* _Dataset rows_
---+---

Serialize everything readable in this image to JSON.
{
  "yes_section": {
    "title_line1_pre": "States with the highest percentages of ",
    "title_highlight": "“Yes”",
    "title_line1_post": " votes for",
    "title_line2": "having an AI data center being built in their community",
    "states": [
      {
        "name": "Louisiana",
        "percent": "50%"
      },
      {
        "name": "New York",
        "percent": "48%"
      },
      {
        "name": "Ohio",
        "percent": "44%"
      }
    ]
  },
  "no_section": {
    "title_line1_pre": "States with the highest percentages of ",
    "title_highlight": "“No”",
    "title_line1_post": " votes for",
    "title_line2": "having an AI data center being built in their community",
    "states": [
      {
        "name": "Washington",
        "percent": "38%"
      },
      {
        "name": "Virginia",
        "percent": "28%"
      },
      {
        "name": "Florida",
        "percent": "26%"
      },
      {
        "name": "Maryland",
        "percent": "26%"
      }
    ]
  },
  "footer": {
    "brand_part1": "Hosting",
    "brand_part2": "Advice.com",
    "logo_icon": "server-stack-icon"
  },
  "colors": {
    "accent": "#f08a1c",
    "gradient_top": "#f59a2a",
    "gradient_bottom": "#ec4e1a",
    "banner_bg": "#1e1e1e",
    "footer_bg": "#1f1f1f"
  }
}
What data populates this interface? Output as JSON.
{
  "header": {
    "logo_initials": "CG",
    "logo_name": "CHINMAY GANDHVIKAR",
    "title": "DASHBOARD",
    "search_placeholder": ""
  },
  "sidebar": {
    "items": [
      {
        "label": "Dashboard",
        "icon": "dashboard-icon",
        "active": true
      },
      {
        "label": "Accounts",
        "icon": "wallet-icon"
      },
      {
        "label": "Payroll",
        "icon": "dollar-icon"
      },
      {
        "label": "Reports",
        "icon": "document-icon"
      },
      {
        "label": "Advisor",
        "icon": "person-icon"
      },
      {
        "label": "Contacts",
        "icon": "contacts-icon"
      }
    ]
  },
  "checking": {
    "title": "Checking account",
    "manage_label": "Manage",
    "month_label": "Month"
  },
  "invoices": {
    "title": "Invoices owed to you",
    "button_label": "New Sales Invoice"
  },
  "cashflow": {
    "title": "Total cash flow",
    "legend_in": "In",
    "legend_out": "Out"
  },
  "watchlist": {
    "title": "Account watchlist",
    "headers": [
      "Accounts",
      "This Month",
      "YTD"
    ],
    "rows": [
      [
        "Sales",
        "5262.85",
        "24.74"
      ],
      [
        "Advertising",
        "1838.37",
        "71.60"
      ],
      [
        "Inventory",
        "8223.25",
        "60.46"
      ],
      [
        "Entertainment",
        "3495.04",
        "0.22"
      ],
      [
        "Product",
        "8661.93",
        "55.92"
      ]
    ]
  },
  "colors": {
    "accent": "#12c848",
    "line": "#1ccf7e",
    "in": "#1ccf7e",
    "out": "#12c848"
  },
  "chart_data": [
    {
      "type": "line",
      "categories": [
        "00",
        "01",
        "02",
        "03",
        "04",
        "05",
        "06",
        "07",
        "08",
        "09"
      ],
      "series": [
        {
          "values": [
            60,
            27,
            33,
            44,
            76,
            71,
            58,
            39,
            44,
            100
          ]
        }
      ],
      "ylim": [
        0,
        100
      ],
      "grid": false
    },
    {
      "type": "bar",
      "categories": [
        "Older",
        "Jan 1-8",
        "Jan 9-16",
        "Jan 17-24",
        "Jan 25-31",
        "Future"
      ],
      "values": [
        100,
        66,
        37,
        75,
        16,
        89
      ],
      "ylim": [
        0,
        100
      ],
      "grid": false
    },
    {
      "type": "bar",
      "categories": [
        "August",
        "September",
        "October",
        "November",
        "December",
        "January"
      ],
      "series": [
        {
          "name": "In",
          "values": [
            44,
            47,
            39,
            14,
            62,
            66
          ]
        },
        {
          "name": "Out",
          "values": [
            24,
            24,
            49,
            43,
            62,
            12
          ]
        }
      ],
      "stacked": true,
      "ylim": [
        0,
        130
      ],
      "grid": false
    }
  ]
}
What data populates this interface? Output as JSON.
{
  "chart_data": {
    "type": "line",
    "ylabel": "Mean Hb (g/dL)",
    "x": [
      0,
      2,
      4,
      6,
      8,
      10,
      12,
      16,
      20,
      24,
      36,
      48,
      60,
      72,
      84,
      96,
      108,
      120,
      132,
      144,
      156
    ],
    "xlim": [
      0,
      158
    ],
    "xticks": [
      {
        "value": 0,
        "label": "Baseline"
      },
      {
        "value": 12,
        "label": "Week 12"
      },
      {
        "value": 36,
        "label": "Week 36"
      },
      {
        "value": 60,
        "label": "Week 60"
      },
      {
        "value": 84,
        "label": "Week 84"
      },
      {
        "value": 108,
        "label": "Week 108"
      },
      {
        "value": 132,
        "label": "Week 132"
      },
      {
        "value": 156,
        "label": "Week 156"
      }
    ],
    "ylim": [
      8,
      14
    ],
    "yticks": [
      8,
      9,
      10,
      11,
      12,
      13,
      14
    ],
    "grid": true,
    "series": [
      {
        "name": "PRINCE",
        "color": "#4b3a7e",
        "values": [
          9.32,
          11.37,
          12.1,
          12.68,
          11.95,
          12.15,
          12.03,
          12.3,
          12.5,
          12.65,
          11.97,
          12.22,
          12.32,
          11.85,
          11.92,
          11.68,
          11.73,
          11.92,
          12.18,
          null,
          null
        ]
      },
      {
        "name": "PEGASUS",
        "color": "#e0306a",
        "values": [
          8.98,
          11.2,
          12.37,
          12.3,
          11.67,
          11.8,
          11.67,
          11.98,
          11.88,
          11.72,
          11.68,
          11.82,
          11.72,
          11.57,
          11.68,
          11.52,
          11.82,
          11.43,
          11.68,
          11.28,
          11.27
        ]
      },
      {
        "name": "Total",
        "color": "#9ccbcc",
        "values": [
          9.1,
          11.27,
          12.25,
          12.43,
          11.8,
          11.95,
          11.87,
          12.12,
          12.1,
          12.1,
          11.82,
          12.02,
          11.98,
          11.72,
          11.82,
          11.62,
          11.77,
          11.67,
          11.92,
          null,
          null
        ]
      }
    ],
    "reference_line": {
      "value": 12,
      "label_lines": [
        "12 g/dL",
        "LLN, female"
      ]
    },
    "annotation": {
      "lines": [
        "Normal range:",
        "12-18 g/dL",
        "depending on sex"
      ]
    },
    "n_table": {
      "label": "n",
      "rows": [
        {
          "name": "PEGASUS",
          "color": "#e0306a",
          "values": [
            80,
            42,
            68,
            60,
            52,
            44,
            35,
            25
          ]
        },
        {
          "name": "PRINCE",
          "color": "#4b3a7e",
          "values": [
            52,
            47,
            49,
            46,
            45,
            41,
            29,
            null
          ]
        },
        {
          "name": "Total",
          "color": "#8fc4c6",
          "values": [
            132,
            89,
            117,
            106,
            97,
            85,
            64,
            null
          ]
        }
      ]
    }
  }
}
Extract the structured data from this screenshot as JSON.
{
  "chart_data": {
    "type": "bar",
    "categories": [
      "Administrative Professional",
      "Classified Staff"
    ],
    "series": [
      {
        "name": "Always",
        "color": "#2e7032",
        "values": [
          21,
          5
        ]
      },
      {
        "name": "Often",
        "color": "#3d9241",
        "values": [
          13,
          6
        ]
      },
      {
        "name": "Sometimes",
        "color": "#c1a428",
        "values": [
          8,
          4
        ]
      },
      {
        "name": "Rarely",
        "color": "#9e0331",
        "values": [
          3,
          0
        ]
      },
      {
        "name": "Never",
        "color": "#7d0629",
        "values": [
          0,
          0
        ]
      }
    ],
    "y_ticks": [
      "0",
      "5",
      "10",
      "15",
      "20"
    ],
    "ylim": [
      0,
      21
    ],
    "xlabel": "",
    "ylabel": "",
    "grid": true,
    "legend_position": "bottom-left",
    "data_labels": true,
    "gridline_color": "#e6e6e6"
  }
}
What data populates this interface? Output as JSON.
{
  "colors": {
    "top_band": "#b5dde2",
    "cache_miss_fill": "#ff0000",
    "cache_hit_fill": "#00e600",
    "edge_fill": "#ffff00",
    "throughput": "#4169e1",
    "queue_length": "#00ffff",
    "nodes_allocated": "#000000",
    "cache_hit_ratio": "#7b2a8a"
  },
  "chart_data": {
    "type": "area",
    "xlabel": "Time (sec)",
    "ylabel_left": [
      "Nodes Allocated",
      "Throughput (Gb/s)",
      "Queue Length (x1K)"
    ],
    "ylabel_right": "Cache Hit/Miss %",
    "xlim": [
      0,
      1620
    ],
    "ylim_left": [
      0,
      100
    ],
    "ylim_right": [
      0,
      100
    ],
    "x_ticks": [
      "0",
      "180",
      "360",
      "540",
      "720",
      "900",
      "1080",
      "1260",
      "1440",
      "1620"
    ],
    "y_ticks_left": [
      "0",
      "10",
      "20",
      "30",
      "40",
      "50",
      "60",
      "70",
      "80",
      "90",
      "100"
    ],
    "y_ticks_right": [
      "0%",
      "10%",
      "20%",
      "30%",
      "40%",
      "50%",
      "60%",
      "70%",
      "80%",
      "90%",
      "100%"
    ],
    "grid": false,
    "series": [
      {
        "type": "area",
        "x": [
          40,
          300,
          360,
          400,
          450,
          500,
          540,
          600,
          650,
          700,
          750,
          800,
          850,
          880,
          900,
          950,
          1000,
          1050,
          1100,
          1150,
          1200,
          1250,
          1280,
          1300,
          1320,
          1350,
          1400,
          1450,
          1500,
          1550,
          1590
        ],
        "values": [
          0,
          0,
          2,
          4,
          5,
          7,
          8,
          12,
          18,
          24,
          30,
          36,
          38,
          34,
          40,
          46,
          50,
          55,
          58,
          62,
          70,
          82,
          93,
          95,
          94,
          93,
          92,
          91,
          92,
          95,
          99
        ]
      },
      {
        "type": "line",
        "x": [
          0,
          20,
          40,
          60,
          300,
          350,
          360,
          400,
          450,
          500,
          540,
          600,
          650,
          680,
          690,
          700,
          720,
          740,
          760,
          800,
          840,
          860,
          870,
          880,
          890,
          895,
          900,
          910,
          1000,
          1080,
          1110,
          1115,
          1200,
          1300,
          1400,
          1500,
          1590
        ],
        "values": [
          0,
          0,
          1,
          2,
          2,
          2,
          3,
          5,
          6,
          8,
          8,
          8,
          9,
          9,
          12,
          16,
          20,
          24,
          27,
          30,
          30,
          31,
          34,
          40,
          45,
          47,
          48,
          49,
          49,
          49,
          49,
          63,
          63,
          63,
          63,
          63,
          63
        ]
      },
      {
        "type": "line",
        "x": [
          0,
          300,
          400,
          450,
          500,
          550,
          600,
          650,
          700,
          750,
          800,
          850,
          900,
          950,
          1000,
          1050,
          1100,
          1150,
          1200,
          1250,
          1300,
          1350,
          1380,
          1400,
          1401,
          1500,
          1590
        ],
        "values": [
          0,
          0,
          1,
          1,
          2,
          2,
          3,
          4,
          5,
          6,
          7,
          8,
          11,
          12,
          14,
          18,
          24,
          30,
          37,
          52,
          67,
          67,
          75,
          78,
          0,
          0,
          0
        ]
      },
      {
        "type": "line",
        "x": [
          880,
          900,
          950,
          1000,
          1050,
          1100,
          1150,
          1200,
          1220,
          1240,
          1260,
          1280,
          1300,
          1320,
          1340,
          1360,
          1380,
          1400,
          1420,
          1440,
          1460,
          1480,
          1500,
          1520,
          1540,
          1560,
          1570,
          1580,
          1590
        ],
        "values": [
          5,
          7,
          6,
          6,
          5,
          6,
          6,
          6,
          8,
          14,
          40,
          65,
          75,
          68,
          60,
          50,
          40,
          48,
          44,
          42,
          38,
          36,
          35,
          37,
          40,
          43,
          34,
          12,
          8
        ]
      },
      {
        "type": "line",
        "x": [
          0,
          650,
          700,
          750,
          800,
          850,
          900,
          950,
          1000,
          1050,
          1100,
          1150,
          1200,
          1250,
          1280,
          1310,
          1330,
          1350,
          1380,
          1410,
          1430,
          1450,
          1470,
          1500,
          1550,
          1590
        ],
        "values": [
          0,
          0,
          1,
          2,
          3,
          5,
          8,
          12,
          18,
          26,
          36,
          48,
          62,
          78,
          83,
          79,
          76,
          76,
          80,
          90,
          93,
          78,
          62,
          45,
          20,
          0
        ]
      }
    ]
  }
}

---+---

* _YOUR OBJECTIVE_
Among the records above, find each line holding the string "true" and pull it out.

* _FULL ANSWER_
        "active": true
      "stacked": true,
    "grid": true,
    "grid": true,
    "data_labels": true,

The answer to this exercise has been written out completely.